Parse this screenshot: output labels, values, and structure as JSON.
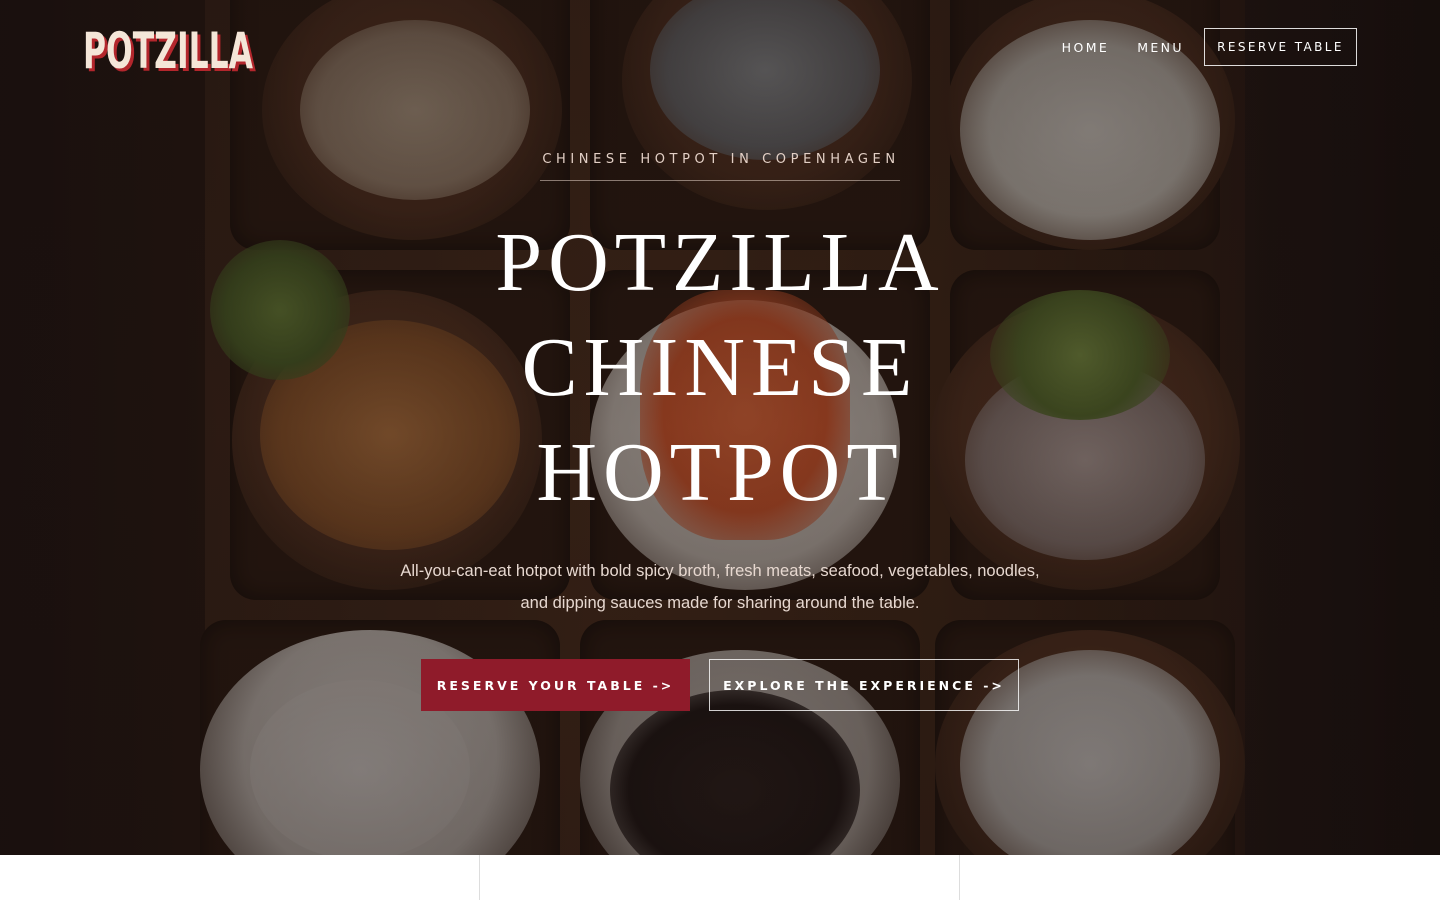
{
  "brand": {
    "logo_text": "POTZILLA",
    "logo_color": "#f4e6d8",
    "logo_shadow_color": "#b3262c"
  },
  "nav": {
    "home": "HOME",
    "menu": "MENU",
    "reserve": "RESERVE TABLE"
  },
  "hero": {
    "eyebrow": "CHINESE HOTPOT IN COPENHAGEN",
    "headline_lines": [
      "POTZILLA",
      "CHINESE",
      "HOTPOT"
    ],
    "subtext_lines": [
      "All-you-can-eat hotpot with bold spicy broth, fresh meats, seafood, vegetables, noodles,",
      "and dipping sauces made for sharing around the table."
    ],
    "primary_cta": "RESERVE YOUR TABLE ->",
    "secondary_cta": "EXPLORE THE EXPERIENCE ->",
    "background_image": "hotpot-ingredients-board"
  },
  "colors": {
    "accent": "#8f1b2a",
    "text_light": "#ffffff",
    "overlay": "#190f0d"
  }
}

◆ EXERCISE PROMPT: Make an exact copy of all the material, but keep the pictures out of it.

◆ ANSWER:
Parse this screenshot: output labels, values, and structure as JSON.
{
  "brand": {
    "logo_text": "POTZILLA",
    "logo_color": "#f4e6d8",
    "logo_shadow_color": "#b3262c"
  },
  "nav": {
    "home": "HOME",
    "menu": "MENU",
    "reserve": "RESERVE TABLE"
  },
  "hero": {
    "eyebrow": "CHINESE HOTPOT IN COPENHAGEN",
    "headline_lines": [
      "POTZILLA",
      "CHINESE",
      "HOTPOT"
    ],
    "subtext_lines": [
      "All-you-can-eat hotpot with bold spicy broth, fresh meats, seafood, vegetables, noodles,",
      "and dipping sauces made for sharing around the table."
    ],
    "primary_cta": "RESERVE YOUR TABLE ->",
    "secondary_cta": "EXPLORE THE EXPERIENCE ->",
    "background_image": "hotpot-ingredients-board"
  },
  "colors": {
    "accent": "#8f1b2a",
    "text_light": "#ffffff",
    "overlay": "#190f0d"
  }
}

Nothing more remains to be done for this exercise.